→ What the task requires:
In the entries below, find every line with "لذلك" and copy it.

→ Extracted entries:

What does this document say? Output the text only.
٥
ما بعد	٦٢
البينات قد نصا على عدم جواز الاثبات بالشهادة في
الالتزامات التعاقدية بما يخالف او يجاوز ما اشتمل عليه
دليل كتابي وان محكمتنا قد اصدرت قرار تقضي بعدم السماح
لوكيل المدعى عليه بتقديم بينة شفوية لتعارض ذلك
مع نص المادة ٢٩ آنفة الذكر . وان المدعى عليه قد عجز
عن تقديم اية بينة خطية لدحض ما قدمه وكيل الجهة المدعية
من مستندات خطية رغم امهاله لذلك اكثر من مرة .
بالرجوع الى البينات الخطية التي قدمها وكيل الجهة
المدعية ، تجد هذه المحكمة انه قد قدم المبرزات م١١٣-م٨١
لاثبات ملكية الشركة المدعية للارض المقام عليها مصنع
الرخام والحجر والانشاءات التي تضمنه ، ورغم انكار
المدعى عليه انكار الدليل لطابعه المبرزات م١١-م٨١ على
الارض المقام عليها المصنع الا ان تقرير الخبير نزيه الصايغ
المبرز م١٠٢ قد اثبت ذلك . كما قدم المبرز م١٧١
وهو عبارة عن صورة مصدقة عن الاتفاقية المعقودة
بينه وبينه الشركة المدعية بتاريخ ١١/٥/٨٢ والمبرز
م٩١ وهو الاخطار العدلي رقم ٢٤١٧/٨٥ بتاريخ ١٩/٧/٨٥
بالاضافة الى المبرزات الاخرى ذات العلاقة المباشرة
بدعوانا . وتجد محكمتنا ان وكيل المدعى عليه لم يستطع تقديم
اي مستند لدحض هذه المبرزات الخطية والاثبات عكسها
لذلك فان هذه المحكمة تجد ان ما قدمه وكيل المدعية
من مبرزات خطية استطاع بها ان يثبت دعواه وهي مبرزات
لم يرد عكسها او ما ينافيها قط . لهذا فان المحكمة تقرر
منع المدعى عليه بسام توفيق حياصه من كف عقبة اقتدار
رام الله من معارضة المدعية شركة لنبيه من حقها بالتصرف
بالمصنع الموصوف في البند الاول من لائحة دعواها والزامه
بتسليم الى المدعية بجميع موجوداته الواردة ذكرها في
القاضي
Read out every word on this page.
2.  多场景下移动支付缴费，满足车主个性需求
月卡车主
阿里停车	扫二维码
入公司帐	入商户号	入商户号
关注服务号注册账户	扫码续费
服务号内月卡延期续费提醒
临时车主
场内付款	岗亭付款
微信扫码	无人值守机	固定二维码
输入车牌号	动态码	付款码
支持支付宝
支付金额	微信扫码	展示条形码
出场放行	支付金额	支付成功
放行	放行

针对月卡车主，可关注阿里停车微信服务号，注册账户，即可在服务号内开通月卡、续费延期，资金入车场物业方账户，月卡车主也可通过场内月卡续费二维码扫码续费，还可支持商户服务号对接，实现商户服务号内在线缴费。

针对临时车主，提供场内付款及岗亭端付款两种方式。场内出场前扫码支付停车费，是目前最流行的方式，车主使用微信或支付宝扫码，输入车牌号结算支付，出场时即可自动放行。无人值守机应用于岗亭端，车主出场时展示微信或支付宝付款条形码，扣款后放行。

→ Output for this task:
من مستندات خطية رغم امهاله لذلك اكثر من مرة .
لذلك فان هذه المحكمة تجد ان ما قدمه وكيل المدعية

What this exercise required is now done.